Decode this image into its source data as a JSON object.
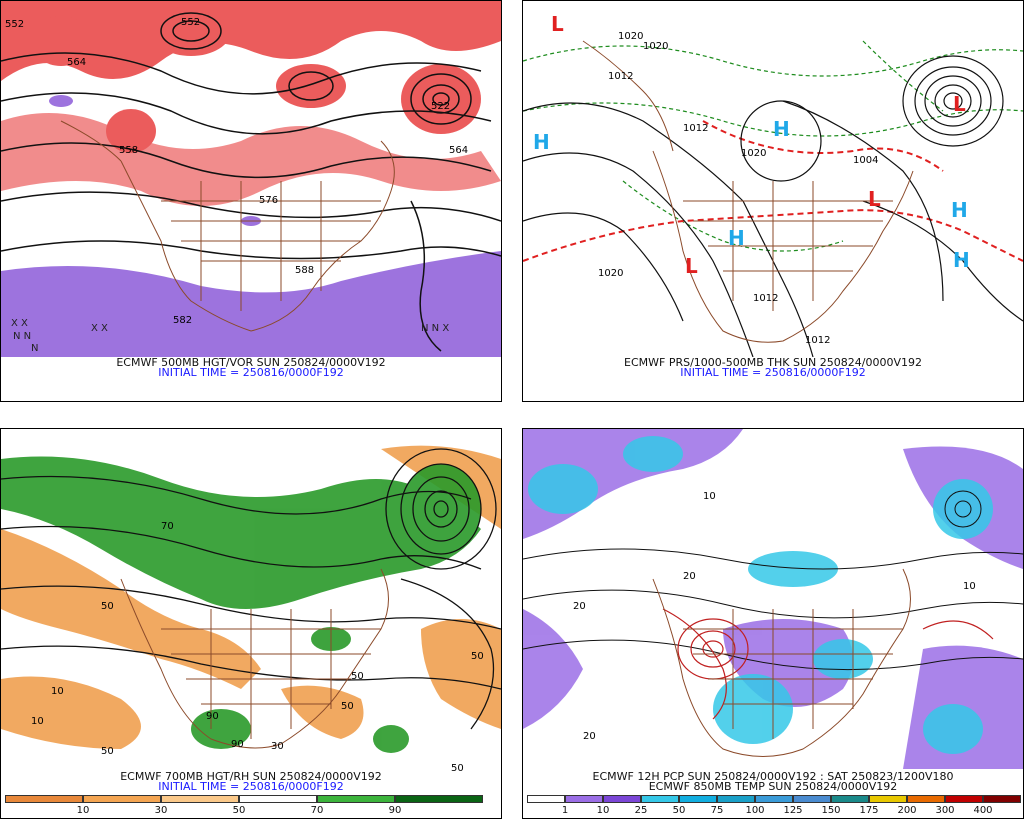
{
  "panels": {
    "tl": {
      "caption": "ECMWF 500MB HGT/VOR SUN 250824/0000V192",
      "initial": "INITIAL TIME = 250816/0000F192",
      "labels": [
        "552",
        "564",
        "576",
        "588",
        "564",
        "552",
        "522",
        "558",
        "582",
        "588",
        "N",
        "N",
        "N",
        "N",
        "X",
        "X",
        "X"
      ]
    },
    "tr": {
      "caption": "ECMWF PRS/1000-500MB THK SUN 250824/0000V192",
      "initial": "INITIAL TIME = 250816/0000F192",
      "labels": [
        "1020",
        "1020",
        "1012",
        "1012",
        "1004",
        "1020",
        "1012",
        "1012",
        "1012"
      ],
      "highs_lows": [
        "L",
        "L",
        "L",
        "L",
        "H",
        "H",
        "H",
        "H",
        "H"
      ]
    },
    "bl": {
      "caption": "ECMWF 700MB HGT/RH SUN 250824/0000V192",
      "initial": "INITIAL TIME = 250816/0000F192",
      "labels": [
        "50",
        "10",
        "50",
        "90",
        "70",
        "50",
        "10",
        "30",
        "50",
        "90",
        "50",
        "50"
      ],
      "colorbar": {
        "ticks": [
          "10",
          "30",
          "50",
          "70",
          "90"
        ],
        "colors": [
          "#e8883a",
          "#f4a552",
          "#fbc98a",
          "#ffffff",
          "#ffffff",
          "#3cb43c",
          "#1e8c1e",
          "#0a6414"
        ]
      }
    },
    "br": {
      "caption": "ECMWF 12H PCP SUN 250824/0000V192 : SAT 250823/1200V180",
      "caption2": "ECMWF 850MB TEMP SUN 250824/0000V192",
      "labels": [
        "20",
        "20",
        "10",
        "20",
        "10"
      ],
      "colorbar": {
        "ticks": [
          "1",
          "10",
          "25",
          "50",
          "75",
          "100",
          "125",
          "150",
          "175",
          "200",
          "300",
          "400"
        ],
        "colors": [
          "#ffffff",
          "#9b6ee6",
          "#7b46d6",
          "#35c8e8",
          "#12aee0",
          "#1aa0c8",
          "#3a9bd8",
          "#4a8bd0",
          "#1a8a8a",
          "#e8c800",
          "#e86a00",
          "#c00000",
          "#800000"
        ]
      }
    }
  },
  "colors": {
    "vort": "#e03030",
    "coast": "#8b4a2a",
    "rh_dry": "#f0a050",
    "rh_moist": "#2a9a2a",
    "precip": "#35c8e8"
  }
}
════════════════
(OBJECTIVE):
Transcribe the listing in full. Omit the pictures and keep every line exact.

(FINISHED EXERCISE):
Decode this image into its source data as a JSON object.
{
  "panels": {
    "tl": {
      "caption": "ECMWF 500MB HGT/VOR SUN 250824/0000V192",
      "initial": "INITIAL TIME = 250816/0000F192",
      "labels": [
        "552",
        "564",
        "576",
        "588",
        "564",
        "552",
        "522",
        "558",
        "582",
        "588",
        "N",
        "N",
        "N",
        "N",
        "X",
        "X",
        "X"
      ]
    },
    "tr": {
      "caption": "ECMWF PRS/1000-500MB THK SUN 250824/0000V192",
      "initial": "INITIAL TIME = 250816/0000F192",
      "labels": [
        "1020",
        "1020",
        "1012",
        "1012",
        "1004",
        "1020",
        "1012",
        "1012",
        "1012"
      ],
      "highs_lows": [
        "L",
        "L",
        "L",
        "L",
        "H",
        "H",
        "H",
        "H",
        "H"
      ]
    },
    "bl": {
      "caption": "ECMWF 700MB HGT/RH SUN 250824/0000V192",
      "initial": "INITIAL TIME = 250816/0000F192",
      "labels": [
        "50",
        "10",
        "50",
        "90",
        "70",
        "50",
        "10",
        "30",
        "50",
        "90",
        "50",
        "50"
      ],
      "colorbar": {
        "ticks": [
          "10",
          "30",
          "50",
          "70",
          "90"
        ],
        "colors": [
          "#e8883a",
          "#f4a552",
          "#fbc98a",
          "#ffffff",
          "#ffffff",
          "#3cb43c",
          "#1e8c1e",
          "#0a6414"
        ]
      }
    },
    "br": {
      "caption": "ECMWF 12H PCP SUN 250824/0000V192 : SAT 250823/1200V180",
      "caption2": "ECMWF 850MB TEMP SUN 250824/0000V192",
      "labels": [
        "20",
        "20",
        "10",
        "20",
        "10"
      ],
      "colorbar": {
        "ticks": [
          "1",
          "10",
          "25",
          "50",
          "75",
          "100",
          "125",
          "150",
          "175",
          "200",
          "300",
          "400"
        ],
        "colors": [
          "#ffffff",
          "#9b6ee6",
          "#7b46d6",
          "#35c8e8",
          "#12aee0",
          "#1aa0c8",
          "#3a9bd8",
          "#4a8bd0",
          "#1a8a8a",
          "#e8c800",
          "#e86a00",
          "#c00000",
          "#800000"
        ]
      }
    }
  },
  "colors": {
    "vort": "#e03030",
    "coast": "#8b4a2a",
    "rh_dry": "#f0a050",
    "rh_moist": "#2a9a2a",
    "precip": "#35c8e8"
  }
}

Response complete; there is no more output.